_What is asked:_ Exclude the pictures and return every line exactly as written.

╭──

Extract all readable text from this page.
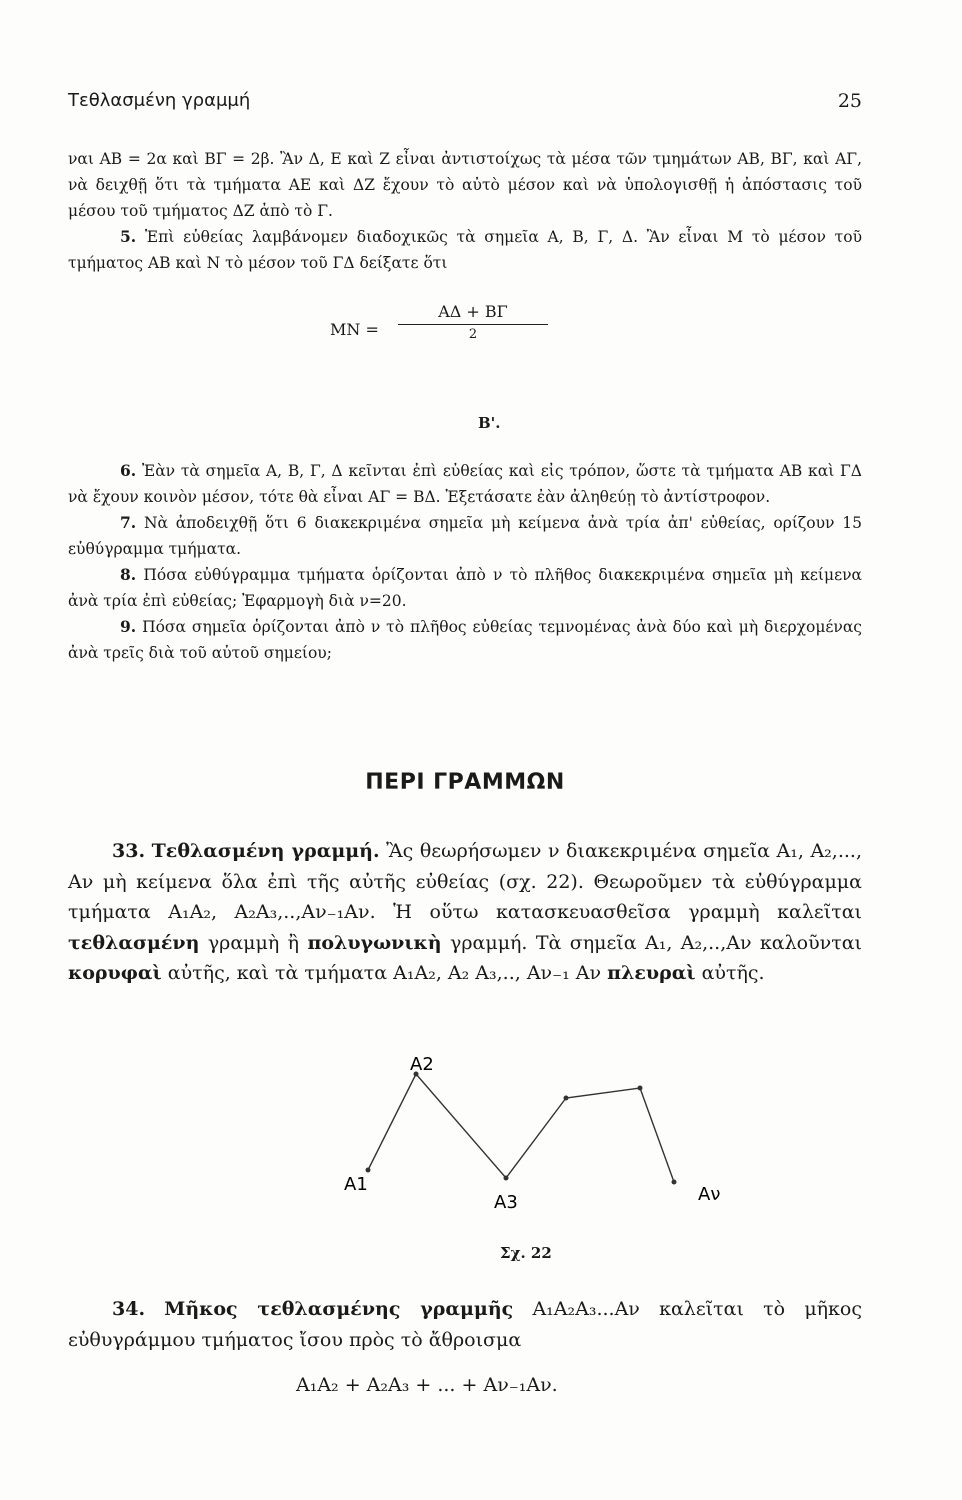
Τεθλασμένη γραμμή	25

ναι AB = 2α καὶ BΓ = 2β. Ἂν Δ, E καὶ Z εἶναι ἀντιστοίχως τὰ μέσα τῶν τμημάτων AB, BΓ, καὶ AΓ, νὰ δειχθῇ ὅτι τὰ τμήματα AE καὶ ΔZ ἔχουν τὸ αὐτὸ μέσον καὶ νὰ ὑπολογισθῇ ἡ ἀπόστασις τοῦ μέσου τοῦ τμήματος ΔZ ἀπὸ τὸ Γ.

5. Ἐπὶ εὐθείας λαμβάνομεν διαδοχικῶς τὰ σημεῖα A, B, Γ, Δ. Ἂν εἶναι M τὸ μέσον τοῦ τμήματος AB καὶ N τὸ μέσον τοῦ ΓΔ δείξατε ὅτι

MN =
AΔ + BΓ
2
B'.

6. Ἐὰν τὰ σημεῖα A, B, Γ, Δ κεῖνται ἐπὶ εὐθείας καὶ εἰς τρόπον, ὥστε τὰ τμήματα AB καὶ ΓΔ νὰ ἔχουν κοινὸν μέσον, τότε θὰ εἶναι AΓ = BΔ. Ἐξετάσατε ἐὰν ἀληθεύῃ τὸ ἀντίστροφον.

7. Νὰ ἀποδειχθῇ ὅτι 6 διακεκριμένα σημεῖα μὴ κείμενα ἀνὰ τρία ἀπ' εὐθείας, ορίζουν 15 εὐθύγραμμα τμήματα.

8. Πόσα εὐθύγραμμα τμήματα ὁρίζονται ἀπὸ ν τὸ πλῆθος διακεκριμένα σημεῖα μὴ κείμενα ἀνὰ τρία ἐπὶ εὐθείας; Ἐφαρμογὴ διὰ ν=20.

9. Πόσα σημεῖα ὁρίζονται ἀπὸ ν τὸ πλῆθος εὐθείας τεμνομένας ἀνὰ δύο καὶ μὴ διερχομένας ἀνὰ τρεῖς διὰ τοῦ αὐτοῦ σημείου;

ΠΕΡΙ ΓΡΑΜΜΩΝ

33. Τεθλασμένη γραμμή. Ἂς θεωρήσωμεν ν διακεκριμένα σημεῖα A₁, A₂,..., Aν μὴ κείμενα ὅλα ἐπὶ τῆς αὐτῆς εὐθείας (σχ. 22). Θεωροῦμεν τὰ εὐθύγραμμα τμήματα A₁A₂, A₂A₃,..,Aν₋₁Aν. Ἡ οὕτω κατασκευασθεῖσα γραμμὴ καλεῖται τεθλασμένη γραμμὴ ἢ πολυγωνικὴ γραμμή. Τὰ σημεῖα A₁, A₂,..,Aν καλοῦνται κορυφαὶ αὐτῆς, καὶ τὰ τμήματα A₁A₂, A₂ A₃,.., Aν₋₁ Aν πλευραὶ αὐτῆς.

A1
A2
A3	Aν
Σχ. 22

34. Μῆκος τεθλασμένης γραμμῆς A₁A₂A₃...Aν καλεῖται τὸ μῆκος εὐθυγράμμου τμήματος ἴσου πρὸς τὸ ἄθροισμα

A₁A₂ + A₂A₃ + ... + Aν₋₁Aν.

╰──

_Result below:_
Extract all readable text from this page.
Τεθλασμένη γραμμή	25

ναι AB = 2α καὶ BΓ = 2β. Ἂν Δ, E καὶ Z εἶναι ἀντιστοίχως τὰ μέσα τῶν τμημάτων AB, BΓ, καὶ AΓ, νὰ δειχθῇ ὅτι τὰ τμήματα AE καὶ ΔZ ἔχουν τὸ αὐτὸ μέσον καὶ νὰ ὑπολογισθῇ ἡ ἀπόστασις τοῦ μέσου τοῦ τμήματος ΔZ ἀπὸ τὸ Γ.

5. Ἐπὶ εὐθείας λαμβάνομεν διαδοχικῶς τὰ σημεῖα A, B, Γ, Δ. Ἂν εἶναι M τὸ μέσον τοῦ τμήματος AB καὶ N τὸ μέσον τοῦ ΓΔ δείξατε ὅτι

MN =
AΔ + BΓ
2
B'.

6. Ἐὰν τὰ σημεῖα A, B, Γ, Δ κεῖνται ἐπὶ εὐθείας καὶ εἰς τρόπον, ὥστε τὰ τμήματα AB καὶ ΓΔ νὰ ἔχουν κοινὸν μέσον, τότε θὰ εἶναι AΓ = BΔ. Ἐξετάσατε ἐὰν ἀληθεύῃ τὸ ἀντίστροφον.

7. Νὰ ἀποδειχθῇ ὅτι 6 διακεκριμένα σημεῖα μὴ κείμενα ἀνὰ τρία ἀπ' εὐθείας, ορίζουν 15 εὐθύγραμμα τμήματα.

8. Πόσα εὐθύγραμμα τμήματα ὁρίζονται ἀπὸ ν τὸ πλῆθος διακεκριμένα σημεῖα μὴ κείμενα ἀνὰ τρία ἐπὶ εὐθείας; Ἐφαρμογὴ διὰ ν=20.

9. Πόσα σημεῖα ὁρίζονται ἀπὸ ν τὸ πλῆθος εὐθείας τεμνομένας ἀνὰ δύο καὶ μὴ διερχομένας ἀνὰ τρεῖς διὰ τοῦ αὐτοῦ σημείου;

ΠΕΡΙ ΓΡΑΜΜΩΝ

33. Τεθλασμένη γραμμή. Ἂς θεωρήσωμεν ν διακεκριμένα σημεῖα A₁, A₂,..., Aν μὴ κείμενα ὅλα ἐπὶ τῆς αὐτῆς εὐθείας (σχ. 22). Θεωροῦμεν τὰ εὐθύγραμμα τμήματα A₁A₂, A₂A₃,..,Aν₋₁Aν. Ἡ οὕτω κατασκευασθεῖσα γραμμὴ καλεῖται τεθλασμένη γραμμὴ ἢ πολυγωνικὴ γραμμή. Τὰ σημεῖα A₁, A₂,..,Aν καλοῦνται κορυφαὶ αὐτῆς, καὶ τὰ τμήματα A₁A₂, A₂ A₃,.., Aν₋₁ Aν πλευραὶ αὐτῆς.

A1
A2
A3	Aν
Σχ. 22

34. Μῆκος τεθλασμένης γραμμῆς A₁A₂A₃...Aν καλεῖται τὸ μῆκος εὐθυγράμμου τμήματος ἴσου πρὸς τὸ ἄθροισμα

A₁A₂ + A₂A₃ + ... + Aν₋₁Aν.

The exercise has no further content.